** START OF Data supplied **

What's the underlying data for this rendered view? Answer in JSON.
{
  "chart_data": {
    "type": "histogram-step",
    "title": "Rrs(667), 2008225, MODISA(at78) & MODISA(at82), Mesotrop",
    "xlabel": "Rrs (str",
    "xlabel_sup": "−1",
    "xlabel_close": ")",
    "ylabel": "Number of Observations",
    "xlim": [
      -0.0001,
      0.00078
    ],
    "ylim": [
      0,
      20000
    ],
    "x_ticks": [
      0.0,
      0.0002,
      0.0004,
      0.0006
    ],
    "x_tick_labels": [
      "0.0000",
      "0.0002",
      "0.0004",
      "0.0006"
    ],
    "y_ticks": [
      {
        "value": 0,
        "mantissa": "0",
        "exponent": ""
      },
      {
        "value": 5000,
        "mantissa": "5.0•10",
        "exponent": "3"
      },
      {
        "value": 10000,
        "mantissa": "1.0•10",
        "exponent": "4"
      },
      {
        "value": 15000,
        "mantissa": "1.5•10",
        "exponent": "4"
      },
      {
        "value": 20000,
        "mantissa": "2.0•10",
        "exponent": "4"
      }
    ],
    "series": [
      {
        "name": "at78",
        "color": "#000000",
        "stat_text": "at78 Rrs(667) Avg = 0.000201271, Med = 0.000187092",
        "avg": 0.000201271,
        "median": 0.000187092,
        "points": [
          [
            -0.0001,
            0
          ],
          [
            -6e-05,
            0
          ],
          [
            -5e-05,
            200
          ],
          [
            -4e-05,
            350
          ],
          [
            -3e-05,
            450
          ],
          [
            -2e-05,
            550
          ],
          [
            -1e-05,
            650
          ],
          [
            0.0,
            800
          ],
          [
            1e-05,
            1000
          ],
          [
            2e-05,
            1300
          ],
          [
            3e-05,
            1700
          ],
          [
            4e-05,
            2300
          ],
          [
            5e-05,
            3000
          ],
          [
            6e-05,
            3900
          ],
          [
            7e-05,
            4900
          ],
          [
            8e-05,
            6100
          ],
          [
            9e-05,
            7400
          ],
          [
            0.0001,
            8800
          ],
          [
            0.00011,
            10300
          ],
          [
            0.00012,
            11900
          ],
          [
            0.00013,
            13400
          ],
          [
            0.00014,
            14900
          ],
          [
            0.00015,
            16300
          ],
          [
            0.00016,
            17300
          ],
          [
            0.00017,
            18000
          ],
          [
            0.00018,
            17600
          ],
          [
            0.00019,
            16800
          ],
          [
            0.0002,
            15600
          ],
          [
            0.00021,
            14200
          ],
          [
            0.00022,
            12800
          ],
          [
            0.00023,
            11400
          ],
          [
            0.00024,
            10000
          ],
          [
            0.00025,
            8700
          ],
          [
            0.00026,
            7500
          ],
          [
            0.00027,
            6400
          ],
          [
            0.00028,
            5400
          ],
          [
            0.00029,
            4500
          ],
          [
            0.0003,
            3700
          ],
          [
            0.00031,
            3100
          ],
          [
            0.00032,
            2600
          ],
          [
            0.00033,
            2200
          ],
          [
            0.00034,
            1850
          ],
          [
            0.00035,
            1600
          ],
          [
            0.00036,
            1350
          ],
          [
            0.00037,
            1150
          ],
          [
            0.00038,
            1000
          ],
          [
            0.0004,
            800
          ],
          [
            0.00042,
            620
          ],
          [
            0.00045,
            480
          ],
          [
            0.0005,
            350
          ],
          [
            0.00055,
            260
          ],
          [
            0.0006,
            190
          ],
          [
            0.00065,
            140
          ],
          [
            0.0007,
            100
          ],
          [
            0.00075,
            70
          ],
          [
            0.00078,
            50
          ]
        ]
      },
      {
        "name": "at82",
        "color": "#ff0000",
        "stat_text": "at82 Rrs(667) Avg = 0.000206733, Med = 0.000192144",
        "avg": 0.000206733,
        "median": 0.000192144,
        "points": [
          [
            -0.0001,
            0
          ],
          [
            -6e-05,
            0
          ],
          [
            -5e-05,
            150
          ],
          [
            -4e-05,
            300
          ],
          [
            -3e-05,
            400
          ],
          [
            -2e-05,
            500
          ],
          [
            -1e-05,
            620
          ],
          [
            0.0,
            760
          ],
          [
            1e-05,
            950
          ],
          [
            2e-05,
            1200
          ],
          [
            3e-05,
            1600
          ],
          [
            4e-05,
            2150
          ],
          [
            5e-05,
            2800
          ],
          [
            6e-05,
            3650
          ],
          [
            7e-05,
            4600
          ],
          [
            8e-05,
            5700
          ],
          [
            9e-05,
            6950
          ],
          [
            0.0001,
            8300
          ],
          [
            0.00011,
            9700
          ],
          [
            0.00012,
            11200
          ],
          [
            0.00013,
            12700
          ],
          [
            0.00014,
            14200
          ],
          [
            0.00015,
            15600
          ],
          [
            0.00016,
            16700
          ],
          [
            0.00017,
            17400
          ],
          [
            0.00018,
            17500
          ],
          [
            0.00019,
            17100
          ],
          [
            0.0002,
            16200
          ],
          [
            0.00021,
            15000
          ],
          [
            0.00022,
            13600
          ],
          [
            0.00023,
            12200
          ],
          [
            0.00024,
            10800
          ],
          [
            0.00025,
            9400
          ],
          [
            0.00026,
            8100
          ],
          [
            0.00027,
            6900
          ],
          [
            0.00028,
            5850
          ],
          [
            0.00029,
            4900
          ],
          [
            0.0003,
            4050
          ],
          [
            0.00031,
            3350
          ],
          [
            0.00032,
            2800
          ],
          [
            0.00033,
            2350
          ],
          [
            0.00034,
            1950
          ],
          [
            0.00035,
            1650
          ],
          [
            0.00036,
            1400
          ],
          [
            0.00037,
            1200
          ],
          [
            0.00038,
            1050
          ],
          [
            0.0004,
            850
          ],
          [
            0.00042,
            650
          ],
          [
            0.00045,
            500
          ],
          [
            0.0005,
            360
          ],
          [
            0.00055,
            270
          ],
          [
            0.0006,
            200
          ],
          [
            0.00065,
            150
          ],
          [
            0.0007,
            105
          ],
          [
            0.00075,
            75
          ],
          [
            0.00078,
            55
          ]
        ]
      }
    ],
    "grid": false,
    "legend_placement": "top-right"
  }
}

** END OF Data supplied **

* _Instructions for the task_
List every line from the entries above in which "mantissa" appears.

* _Answer_
        "mantissa": "0",
        "mantissa": "5.0•10",
        "mantissa": "1.0•10",
        "mantissa": "1.5•10",
        "mantissa": "2.0•10",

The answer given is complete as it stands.